WHAT IS BEING ASKED: Pick out every line of the entries below where "name" occurs, and copy those lines.

[Excerpt from a dataset]
::::::::
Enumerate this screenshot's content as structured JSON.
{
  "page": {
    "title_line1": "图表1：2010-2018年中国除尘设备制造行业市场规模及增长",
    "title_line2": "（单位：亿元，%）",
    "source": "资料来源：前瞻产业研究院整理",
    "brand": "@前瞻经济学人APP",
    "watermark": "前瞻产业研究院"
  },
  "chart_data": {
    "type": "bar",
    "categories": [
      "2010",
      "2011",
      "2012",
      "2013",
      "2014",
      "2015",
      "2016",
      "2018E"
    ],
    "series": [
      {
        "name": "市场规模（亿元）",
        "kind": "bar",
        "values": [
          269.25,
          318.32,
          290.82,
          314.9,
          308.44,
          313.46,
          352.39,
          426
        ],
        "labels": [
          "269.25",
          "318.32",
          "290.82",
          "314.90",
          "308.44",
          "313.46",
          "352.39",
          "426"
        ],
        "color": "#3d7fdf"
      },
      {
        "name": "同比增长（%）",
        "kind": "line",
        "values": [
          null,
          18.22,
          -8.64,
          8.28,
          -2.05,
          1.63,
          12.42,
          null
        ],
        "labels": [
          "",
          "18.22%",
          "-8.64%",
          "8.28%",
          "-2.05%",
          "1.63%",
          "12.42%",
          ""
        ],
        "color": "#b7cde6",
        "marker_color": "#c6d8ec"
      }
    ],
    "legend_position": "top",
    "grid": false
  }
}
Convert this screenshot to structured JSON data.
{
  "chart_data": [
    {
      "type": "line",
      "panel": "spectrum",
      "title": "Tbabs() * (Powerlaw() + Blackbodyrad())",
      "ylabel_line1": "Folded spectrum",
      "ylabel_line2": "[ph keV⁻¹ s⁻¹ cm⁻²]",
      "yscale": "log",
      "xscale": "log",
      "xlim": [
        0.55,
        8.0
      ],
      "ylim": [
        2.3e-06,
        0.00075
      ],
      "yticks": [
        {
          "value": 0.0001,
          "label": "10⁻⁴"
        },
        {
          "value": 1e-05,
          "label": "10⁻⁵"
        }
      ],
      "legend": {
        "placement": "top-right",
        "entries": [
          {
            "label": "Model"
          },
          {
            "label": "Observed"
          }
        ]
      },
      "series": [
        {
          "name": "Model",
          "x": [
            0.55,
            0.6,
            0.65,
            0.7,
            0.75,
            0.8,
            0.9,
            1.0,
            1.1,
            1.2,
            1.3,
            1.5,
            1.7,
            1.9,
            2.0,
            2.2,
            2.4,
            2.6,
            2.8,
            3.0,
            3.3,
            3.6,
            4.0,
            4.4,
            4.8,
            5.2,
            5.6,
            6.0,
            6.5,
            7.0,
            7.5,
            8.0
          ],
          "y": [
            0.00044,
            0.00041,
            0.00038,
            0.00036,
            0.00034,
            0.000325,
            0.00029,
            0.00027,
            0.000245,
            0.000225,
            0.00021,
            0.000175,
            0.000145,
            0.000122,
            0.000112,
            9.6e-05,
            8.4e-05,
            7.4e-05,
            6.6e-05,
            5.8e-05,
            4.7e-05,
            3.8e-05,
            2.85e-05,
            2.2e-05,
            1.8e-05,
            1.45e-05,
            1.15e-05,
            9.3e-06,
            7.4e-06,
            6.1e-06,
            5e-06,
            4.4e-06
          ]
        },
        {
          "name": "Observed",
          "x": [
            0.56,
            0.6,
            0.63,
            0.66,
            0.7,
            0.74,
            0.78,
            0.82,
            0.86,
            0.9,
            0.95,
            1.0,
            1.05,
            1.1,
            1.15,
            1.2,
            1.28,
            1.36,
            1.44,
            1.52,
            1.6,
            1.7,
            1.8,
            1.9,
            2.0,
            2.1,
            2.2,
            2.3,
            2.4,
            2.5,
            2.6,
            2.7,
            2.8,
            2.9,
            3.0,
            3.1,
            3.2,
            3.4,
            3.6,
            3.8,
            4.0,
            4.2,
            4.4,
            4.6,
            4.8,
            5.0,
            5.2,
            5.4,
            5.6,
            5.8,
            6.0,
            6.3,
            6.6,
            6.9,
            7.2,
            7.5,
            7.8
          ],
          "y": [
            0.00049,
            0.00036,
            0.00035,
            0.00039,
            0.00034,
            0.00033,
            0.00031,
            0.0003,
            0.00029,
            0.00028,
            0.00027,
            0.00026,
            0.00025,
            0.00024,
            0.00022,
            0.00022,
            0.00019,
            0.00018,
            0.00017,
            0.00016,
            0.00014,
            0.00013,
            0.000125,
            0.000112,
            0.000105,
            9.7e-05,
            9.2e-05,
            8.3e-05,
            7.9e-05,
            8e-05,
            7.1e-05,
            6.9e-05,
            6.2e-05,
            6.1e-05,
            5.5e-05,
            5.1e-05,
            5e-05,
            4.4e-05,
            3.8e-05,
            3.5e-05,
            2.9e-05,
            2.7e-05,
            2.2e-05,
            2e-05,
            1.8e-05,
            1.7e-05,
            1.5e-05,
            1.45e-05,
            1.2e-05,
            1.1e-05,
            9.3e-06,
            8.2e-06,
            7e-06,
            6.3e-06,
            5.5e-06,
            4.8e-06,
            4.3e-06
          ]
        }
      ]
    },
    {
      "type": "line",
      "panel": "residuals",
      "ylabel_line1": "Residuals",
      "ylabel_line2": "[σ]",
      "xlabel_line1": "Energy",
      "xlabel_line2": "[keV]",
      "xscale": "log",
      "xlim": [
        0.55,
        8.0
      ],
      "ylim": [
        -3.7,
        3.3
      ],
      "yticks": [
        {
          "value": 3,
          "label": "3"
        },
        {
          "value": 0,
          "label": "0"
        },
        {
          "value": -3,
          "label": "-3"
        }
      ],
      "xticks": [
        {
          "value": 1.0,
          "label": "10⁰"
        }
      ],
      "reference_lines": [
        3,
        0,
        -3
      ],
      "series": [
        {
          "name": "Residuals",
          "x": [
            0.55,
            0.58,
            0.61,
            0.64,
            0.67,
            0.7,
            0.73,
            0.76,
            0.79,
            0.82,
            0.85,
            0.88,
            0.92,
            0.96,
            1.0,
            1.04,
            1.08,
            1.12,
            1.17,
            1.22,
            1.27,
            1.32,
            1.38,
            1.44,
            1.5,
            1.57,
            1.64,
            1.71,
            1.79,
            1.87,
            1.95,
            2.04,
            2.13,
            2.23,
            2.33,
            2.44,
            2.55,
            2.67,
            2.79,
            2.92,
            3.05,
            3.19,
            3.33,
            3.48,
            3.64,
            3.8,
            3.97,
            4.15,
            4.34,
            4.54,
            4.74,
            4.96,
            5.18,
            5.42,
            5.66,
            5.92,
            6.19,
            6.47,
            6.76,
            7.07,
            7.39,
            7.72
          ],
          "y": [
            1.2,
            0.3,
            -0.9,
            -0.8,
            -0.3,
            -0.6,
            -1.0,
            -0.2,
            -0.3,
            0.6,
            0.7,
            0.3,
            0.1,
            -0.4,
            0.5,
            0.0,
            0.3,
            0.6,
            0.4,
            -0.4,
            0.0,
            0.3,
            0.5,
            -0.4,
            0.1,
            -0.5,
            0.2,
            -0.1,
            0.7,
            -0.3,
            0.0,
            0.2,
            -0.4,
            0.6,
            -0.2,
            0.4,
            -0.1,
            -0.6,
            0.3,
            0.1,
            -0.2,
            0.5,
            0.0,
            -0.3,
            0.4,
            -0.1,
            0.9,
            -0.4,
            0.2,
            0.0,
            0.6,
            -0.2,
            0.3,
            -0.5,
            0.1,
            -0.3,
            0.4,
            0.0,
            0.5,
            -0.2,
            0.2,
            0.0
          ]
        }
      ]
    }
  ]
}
::::::::
THE COMPLETED TASK:
        "name": "市场规模（亿元）",
        "name": "同比增长（%）",
          "name": "Model",
          "name": "Observed",
          "name": "Residuals",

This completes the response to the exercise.